▶ _WHAT THE EXERCISE ASKS_: Repeat the material exactly, leaving nothing out.

** Start **

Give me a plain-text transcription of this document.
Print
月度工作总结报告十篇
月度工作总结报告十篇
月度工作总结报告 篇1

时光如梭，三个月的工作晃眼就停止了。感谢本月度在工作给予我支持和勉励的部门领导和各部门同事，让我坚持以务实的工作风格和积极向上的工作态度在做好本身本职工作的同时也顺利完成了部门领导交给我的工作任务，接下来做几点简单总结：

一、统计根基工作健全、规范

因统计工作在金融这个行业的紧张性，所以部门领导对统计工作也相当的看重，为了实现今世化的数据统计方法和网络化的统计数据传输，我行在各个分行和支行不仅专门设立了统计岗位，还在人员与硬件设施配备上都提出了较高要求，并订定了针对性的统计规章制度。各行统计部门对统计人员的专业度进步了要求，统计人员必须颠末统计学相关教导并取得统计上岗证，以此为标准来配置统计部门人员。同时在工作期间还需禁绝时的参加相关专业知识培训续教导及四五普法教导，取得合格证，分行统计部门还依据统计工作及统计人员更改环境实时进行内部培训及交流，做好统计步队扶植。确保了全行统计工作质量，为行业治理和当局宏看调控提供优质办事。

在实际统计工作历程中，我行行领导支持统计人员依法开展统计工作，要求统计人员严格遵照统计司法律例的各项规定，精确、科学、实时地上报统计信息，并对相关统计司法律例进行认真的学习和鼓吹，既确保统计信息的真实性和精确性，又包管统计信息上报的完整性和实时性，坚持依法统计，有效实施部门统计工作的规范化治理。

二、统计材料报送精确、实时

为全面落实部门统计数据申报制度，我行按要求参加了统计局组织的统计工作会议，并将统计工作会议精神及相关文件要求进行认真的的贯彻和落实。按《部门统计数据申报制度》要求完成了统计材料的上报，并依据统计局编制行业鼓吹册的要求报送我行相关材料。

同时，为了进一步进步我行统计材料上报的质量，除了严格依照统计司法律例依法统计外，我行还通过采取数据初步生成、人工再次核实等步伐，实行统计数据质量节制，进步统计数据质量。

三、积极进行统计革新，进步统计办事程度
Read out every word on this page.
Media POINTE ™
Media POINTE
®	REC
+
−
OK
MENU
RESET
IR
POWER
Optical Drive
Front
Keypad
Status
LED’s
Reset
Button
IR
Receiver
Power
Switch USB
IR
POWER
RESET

** End **

▶ _SOLUTION TO THIS EXERCISE_:
Give me a plain-text transcription of this document.
Print
月度工作总结报告十篇
月度工作总结报告十篇
月度工作总结报告 篇1

时光如梭，三个月的工作晃眼就停止了。感谢本月度在工作给予我支持和勉励的部门领导和各部门同事，让我坚持以务实的工作风格和积极向上的工作态度在做好本身本职工作的同时也顺利完成了部门领导交给我的工作任务，接下来做几点简单总结：

一、统计根基工作健全、规范

因统计工作在金融这个行业的紧张性，所以部门领导对统计工作也相当的看重，为了实现今世化的数据统计方法和网络化的统计数据传输，我行在各个分行和支行不仅专门设立了统计岗位，还在人员与硬件设施配备上都提出了较高要求，并订定了针对性的统计规章制度。各行统计部门对统计人员的专业度进步了要求，统计人员必须颠末统计学相关教导并取得统计上岗证，以此为标准来配置统计部门人员。同时在工作期间还需禁绝时的参加相关专业知识培训续教导及四五普法教导，取得合格证，分行统计部门还依据统计工作及统计人员更改环境实时进行内部培训及交流，做好统计步队扶植。确保了全行统计工作质量，为行业治理和当局宏看调控提供优质办事。

在实际统计工作历程中，我行行领导支持统计人员依法开展统计工作，要求统计人员严格遵照统计司法律例的各项规定，精确、科学、实时地上报统计信息，并对相关统计司法律例进行认真的学习和鼓吹，既确保统计信息的真实性和精确性，又包管统计信息上报的完整性和实时性，坚持依法统计，有效实施部门统计工作的规范化治理。

二、统计材料报送精确、实时

为全面落实部门统计数据申报制度，我行按要求参加了统计局组织的统计工作会议，并将统计工作会议精神及相关文件要求进行认真的的贯彻和落实。按《部门统计数据申报制度》要求完成了统计材料的上报，并依据统计局编制行业鼓吹册的要求报送我行相关材料。

同时，为了进一步进步我行统计材料上报的质量，除了严格依照统计司法律例依法统计外，我行还通过采取数据初步生成、人工再次核实等步伐，实行统计数据质量节制，进步统计数据质量。

三、积极进行统计革新，进步统计办事程度
Read out every word on this page.
Media POINTE ™
Media POINTE
®	REC
+
−
OK
MENU
RESET
IR
POWER
Optical Drive
Front
Keypad
Status
LED’s
Reset
Button
IR
Receiver
Power
Switch USB
IR
POWER
RESET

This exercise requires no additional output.